Repeat the whole of the data, keeping every detail the same.

....

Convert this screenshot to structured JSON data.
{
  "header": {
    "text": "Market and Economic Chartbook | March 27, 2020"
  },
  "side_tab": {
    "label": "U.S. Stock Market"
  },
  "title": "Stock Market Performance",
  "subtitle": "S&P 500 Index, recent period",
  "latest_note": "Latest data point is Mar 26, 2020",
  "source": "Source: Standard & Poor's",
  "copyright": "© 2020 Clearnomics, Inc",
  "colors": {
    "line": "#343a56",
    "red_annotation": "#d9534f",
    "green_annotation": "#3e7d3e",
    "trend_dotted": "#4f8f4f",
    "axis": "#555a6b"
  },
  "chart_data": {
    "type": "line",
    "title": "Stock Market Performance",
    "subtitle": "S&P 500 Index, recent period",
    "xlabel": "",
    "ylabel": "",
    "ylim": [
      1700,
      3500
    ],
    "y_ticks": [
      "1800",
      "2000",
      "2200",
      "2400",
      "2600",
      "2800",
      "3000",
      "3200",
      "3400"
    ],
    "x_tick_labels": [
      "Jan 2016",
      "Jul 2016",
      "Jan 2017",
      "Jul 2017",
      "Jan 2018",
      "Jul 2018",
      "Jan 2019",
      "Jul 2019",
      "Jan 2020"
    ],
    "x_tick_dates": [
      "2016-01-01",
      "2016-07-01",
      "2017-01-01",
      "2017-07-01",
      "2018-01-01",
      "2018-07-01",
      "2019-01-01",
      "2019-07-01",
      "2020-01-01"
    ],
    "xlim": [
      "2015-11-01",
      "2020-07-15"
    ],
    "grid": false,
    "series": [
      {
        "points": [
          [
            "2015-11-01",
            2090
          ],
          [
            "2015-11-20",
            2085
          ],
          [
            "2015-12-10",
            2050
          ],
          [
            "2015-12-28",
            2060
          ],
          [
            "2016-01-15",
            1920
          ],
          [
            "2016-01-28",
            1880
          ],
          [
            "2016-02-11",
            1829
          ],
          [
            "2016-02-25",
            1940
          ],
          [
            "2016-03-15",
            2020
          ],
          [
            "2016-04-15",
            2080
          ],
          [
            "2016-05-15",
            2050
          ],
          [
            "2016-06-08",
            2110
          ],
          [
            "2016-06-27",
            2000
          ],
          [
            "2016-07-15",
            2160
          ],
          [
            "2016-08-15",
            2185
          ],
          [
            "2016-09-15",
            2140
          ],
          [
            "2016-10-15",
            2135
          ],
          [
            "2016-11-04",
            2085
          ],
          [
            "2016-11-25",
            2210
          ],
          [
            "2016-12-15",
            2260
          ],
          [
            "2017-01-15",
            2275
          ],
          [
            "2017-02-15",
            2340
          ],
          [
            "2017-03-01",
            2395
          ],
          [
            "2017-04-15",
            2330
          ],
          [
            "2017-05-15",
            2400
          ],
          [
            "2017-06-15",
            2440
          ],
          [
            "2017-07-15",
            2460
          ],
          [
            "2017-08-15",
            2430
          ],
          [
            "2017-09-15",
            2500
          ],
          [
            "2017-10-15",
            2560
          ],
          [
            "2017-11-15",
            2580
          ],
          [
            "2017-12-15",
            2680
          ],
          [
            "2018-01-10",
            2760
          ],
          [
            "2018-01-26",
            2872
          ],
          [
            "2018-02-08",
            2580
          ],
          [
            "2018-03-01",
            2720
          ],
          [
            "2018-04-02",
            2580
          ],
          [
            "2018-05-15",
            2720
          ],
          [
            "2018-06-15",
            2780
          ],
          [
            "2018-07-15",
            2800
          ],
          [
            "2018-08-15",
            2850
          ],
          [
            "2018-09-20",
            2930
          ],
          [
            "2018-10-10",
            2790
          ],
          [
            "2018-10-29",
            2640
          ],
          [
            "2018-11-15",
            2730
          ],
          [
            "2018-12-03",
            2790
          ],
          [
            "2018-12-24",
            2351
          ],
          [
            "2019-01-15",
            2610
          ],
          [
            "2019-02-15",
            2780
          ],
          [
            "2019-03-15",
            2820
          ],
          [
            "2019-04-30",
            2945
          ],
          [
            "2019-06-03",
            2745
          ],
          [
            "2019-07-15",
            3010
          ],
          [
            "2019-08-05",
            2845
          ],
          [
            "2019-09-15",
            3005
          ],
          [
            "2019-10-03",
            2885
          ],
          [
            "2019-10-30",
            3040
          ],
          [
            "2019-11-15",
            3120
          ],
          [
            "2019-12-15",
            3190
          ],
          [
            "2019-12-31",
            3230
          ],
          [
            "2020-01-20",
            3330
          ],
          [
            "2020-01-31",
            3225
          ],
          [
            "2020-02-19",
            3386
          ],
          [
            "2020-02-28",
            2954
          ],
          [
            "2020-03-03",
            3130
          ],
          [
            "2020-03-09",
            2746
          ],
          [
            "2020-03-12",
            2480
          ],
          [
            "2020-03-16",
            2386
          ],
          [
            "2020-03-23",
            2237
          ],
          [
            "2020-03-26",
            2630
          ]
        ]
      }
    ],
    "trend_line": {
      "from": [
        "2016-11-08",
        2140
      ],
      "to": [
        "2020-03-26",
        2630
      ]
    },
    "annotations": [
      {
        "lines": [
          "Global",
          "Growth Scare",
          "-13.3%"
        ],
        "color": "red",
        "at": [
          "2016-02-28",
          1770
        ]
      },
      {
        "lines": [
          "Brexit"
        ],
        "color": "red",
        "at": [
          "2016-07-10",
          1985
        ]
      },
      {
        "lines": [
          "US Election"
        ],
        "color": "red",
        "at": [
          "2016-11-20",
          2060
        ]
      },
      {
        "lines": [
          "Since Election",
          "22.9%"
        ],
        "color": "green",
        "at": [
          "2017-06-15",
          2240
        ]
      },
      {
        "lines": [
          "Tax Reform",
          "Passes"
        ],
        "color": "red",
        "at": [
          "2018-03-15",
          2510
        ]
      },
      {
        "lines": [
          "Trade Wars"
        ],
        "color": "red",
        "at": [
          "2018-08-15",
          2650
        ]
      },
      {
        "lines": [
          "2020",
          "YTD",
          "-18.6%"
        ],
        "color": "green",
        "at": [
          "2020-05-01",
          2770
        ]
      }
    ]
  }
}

....

__Written response__
Convert this screenshot to structured JSON data.
{
  "header": {
    "text": "Market and Economic Chartbook | March 27, 2020"
  },
  "side_tab": {
    "label": "U.S. Stock Market"
  },
  "title": "Stock Market Performance",
  "subtitle": "S&P 500 Index, recent period",
  "latest_note": "Latest data point is Mar 26, 2020",
  "source": "Source: Standard & Poor's",
  "copyright": "© 2020 Clearnomics, Inc",
  "colors": {
    "line": "#343a56",
    "red_annotation": "#d9534f",
    "green_annotation": "#3e7d3e",
    "trend_dotted": "#4f8f4f",
    "axis": "#555a6b"
  },
  "chart_data": {
    "type": "line",
    "title": "Stock Market Performance",
    "subtitle": "S&P 500 Index, recent period",
    "xlabel": "",
    "ylabel": "",
    "ylim": [
      1700,
      3500
    ],
    "y_ticks": [
      "1800",
      "2000",
      "2200",
      "2400",
      "2600",
      "2800",
      "3000",
      "3200",
      "3400"
    ],
    "x_tick_labels": [
      "Jan 2016",
      "Jul 2016",
      "Jan 2017",
      "Jul 2017",
      "Jan 2018",
      "Jul 2018",
      "Jan 2019",
      "Jul 2019",
      "Jan 2020"
    ],
    "x_tick_dates": [
      "2016-01-01",
      "2016-07-01",
      "2017-01-01",
      "2017-07-01",
      "2018-01-01",
      "2018-07-01",
      "2019-01-01",
      "2019-07-01",
      "2020-01-01"
    ],
    "xlim": [
      "2015-11-01",
      "2020-07-15"
    ],
    "grid": false,
    "series": [
      {
        "points": [
          [
            "2015-11-01",
            2090
          ],
          [
            "2015-11-20",
            2085
          ],
          [
            "2015-12-10",
            2050
          ],
          [
            "2015-12-28",
            2060
          ],
          [
            "2016-01-15",
            1920
          ],
          [
            "2016-01-28",
            1880
          ],
          [
            "2016-02-11",
            1829
          ],
          [
            "2016-02-25",
            1940
          ],
          [
            "2016-03-15",
            2020
          ],
          [
            "2016-04-15",
            2080
          ],
          [
            "2016-05-15",
            2050
          ],
          [
            "2016-06-08",
            2110
          ],
          [
            "2016-06-27",
            2000
          ],
          [
            "2016-07-15",
            2160
          ],
          [
            "2016-08-15",
            2185
          ],
          [
            "2016-09-15",
            2140
          ],
          [
            "2016-10-15",
            2135
          ],
          [
            "2016-11-04",
            2085
          ],
          [
            "2016-11-25",
            2210
          ],
          [
            "2016-12-15",
            2260
          ],
          [
            "2017-01-15",
            2275
          ],
          [
            "2017-02-15",
            2340
          ],
          [
            "2017-03-01",
            2395
          ],
          [
            "2017-04-15",
            2330
          ],
          [
            "2017-05-15",
            2400
          ],
          [
            "2017-06-15",
            2440
          ],
          [
            "2017-07-15",
            2460
          ],
          [
            "2017-08-15",
            2430
          ],
          [
            "2017-09-15",
            2500
          ],
          [
            "2017-10-15",
            2560
          ],
          [
            "2017-11-15",
            2580
          ],
          [
            "2017-12-15",
            2680
          ],
          [
            "2018-01-10",
            2760
          ],
          [
            "2018-01-26",
            2872
          ],
          [
            "2018-02-08",
            2580
          ],
          [
            "2018-03-01",
            2720
          ],
          [
            "2018-04-02",
            2580
          ],
          [
            "2018-05-15",
            2720
          ],
          [
            "2018-06-15",
            2780
          ],
          [
            "2018-07-15",
            2800
          ],
          [
            "2018-08-15",
            2850
          ],
          [
            "2018-09-20",
            2930
          ],
          [
            "2018-10-10",
            2790
          ],
          [
            "2018-10-29",
            2640
          ],
          [
            "2018-11-15",
            2730
          ],
          [
            "2018-12-03",
            2790
          ],
          [
            "2018-12-24",
            2351
          ],
          [
            "2019-01-15",
            2610
          ],
          [
            "2019-02-15",
            2780
          ],
          [
            "2019-03-15",
            2820
          ],
          [
            "2019-04-30",
            2945
          ],
          [
            "2019-06-03",
            2745
          ],
          [
            "2019-07-15",
            3010
          ],
          [
            "2019-08-05",
            2845
          ],
          [
            "2019-09-15",
            3005
          ],
          [
            "2019-10-03",
            2885
          ],
          [
            "2019-10-30",
            3040
          ],
          [
            "2019-11-15",
            3120
          ],
          [
            "2019-12-15",
            3190
          ],
          [
            "2019-12-31",
            3230
          ],
          [
            "2020-01-20",
            3330
          ],
          [
            "2020-01-31",
            3225
          ],
          [
            "2020-02-19",
            3386
          ],
          [
            "2020-02-28",
            2954
          ],
          [
            "2020-03-03",
            3130
          ],
          [
            "2020-03-09",
            2746
          ],
          [
            "2020-03-12",
            2480
          ],
          [
            "2020-03-16",
            2386
          ],
          [
            "2020-03-23",
            2237
          ],
          [
            "2020-03-26",
            2630
          ]
        ]
      }
    ],
    "trend_line": {
      "from": [
        "2016-11-08",
        2140
      ],
      "to": [
        "2020-03-26",
        2630
      ]
    },
    "annotations": [
      {
        "lines": [
          "Global",
          "Growth Scare",
          "-13.3%"
        ],
        "color": "red",
        "at": [
          "2016-02-28",
          1770
        ]
      },
      {
        "lines": [
          "Brexit"
        ],
        "color": "red",
        "at": [
          "2016-07-10",
          1985
        ]
      },
      {
        "lines": [
          "US Election"
        ],
        "color": "red",
        "at": [
          "2016-11-20",
          2060
        ]
      },
      {
        "lines": [
          "Since Election",
          "22.9%"
        ],
        "color": "green",
        "at": [
          "2017-06-15",
          2240
        ]
      },
      {
        "lines": [
          "Tax Reform",
          "Passes"
        ],
        "color": "red",
        "at": [
          "2018-03-15",
          2510
        ]
      },
      {
        "lines": [
          "Trade Wars"
        ],
        "color": "red",
        "at": [
          "2018-08-15",
          2650
        ]
      },
      {
        "lines": [
          "2020",
          "YTD",
          "-18.6%"
        ],
        "color": "green",
        "at": [
          "2020-05-01",
          2770
        ]
      }
    ]
  }
}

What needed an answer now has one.